A block of data:
>>

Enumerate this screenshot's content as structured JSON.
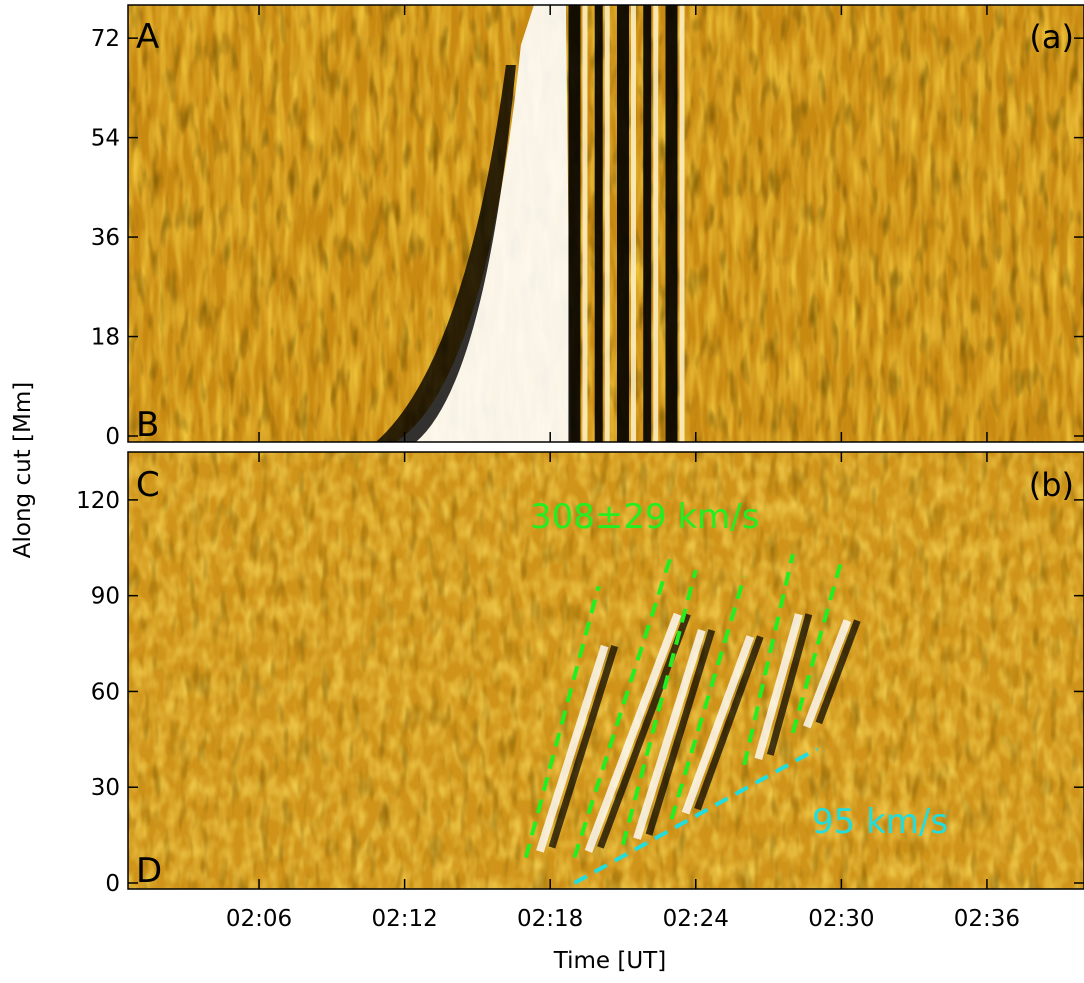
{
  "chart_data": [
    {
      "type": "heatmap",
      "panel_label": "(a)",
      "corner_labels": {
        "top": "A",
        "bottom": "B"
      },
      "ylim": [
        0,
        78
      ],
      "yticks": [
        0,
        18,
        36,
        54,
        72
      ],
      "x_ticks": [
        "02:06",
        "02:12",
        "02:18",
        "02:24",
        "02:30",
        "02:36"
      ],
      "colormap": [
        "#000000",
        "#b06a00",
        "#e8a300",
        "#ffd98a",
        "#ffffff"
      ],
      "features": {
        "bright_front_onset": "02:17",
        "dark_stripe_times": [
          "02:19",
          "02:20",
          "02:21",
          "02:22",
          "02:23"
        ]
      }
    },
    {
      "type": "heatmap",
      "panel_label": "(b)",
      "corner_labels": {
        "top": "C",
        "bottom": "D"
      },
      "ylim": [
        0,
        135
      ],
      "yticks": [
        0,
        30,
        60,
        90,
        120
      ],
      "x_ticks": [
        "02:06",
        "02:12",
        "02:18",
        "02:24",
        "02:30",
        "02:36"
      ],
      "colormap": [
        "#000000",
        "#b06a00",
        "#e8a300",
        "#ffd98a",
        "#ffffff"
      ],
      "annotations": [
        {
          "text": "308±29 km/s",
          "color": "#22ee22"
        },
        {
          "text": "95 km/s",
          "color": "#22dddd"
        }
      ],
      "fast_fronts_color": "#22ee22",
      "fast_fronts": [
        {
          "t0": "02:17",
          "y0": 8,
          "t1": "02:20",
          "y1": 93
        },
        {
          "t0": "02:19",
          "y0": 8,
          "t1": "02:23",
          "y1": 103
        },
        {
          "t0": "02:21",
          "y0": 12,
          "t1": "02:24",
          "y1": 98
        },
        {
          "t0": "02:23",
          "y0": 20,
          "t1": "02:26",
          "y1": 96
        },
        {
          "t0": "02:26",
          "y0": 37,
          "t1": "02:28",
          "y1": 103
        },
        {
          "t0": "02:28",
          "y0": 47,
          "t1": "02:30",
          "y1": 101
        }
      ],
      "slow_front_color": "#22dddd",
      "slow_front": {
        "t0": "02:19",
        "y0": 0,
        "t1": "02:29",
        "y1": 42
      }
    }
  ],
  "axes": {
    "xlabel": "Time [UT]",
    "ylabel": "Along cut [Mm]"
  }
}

<<

■ PROBLEM TO WORK ON
Print the full listing exactly, dropping the pictures.

■ SOLUTION TO THIS EXERCISE
Enumerate this screenshot's content as structured JSON.
{
  "chart_data": [
    {
      "type": "heatmap",
      "panel_label": "(a)",
      "corner_labels": {
        "top": "A",
        "bottom": "B"
      },
      "ylim": [
        0,
        78
      ],
      "yticks": [
        0,
        18,
        36,
        54,
        72
      ],
      "x_ticks": [
        "02:06",
        "02:12",
        "02:18",
        "02:24",
        "02:30",
        "02:36"
      ],
      "colormap": [
        "#000000",
        "#b06a00",
        "#e8a300",
        "#ffd98a",
        "#ffffff"
      ],
      "features": {
        "bright_front_onset": "02:17",
        "dark_stripe_times": [
          "02:19",
          "02:20",
          "02:21",
          "02:22",
          "02:23"
        ]
      }
    },
    {
      "type": "heatmap",
      "panel_label": "(b)",
      "corner_labels": {
        "top": "C",
        "bottom": "D"
      },
      "ylim": [
        0,
        135
      ],
      "yticks": [
        0,
        30,
        60,
        90,
        120
      ],
      "x_ticks": [
        "02:06",
        "02:12",
        "02:18",
        "02:24",
        "02:30",
        "02:36"
      ],
      "colormap": [
        "#000000",
        "#b06a00",
        "#e8a300",
        "#ffd98a",
        "#ffffff"
      ],
      "annotations": [
        {
          "text": "308±29 km/s",
          "color": "#22ee22"
        },
        {
          "text": "95 km/s",
          "color": "#22dddd"
        }
      ],
      "fast_fronts_color": "#22ee22",
      "fast_fronts": [
        {
          "t0": "02:17",
          "y0": 8,
          "t1": "02:20",
          "y1": 93
        },
        {
          "t0": "02:19",
          "y0": 8,
          "t1": "02:23",
          "y1": 103
        },
        {
          "t0": "02:21",
          "y0": 12,
          "t1": "02:24",
          "y1": 98
        },
        {
          "t0": "02:23",
          "y0": 20,
          "t1": "02:26",
          "y1": 96
        },
        {
          "t0": "02:26",
          "y0": 37,
          "t1": "02:28",
          "y1": 103
        },
        {
          "t0": "02:28",
          "y0": 47,
          "t1": "02:30",
          "y1": 101
        }
      ],
      "slow_front_color": "#22dddd",
      "slow_front": {
        "t0": "02:19",
        "y0": 0,
        "t1": "02:29",
        "y1": 42
      }
    }
  ],
  "axes": {
    "xlabel": "Time [UT]",
    "ylabel": "Along cut [Mm]"
  }
}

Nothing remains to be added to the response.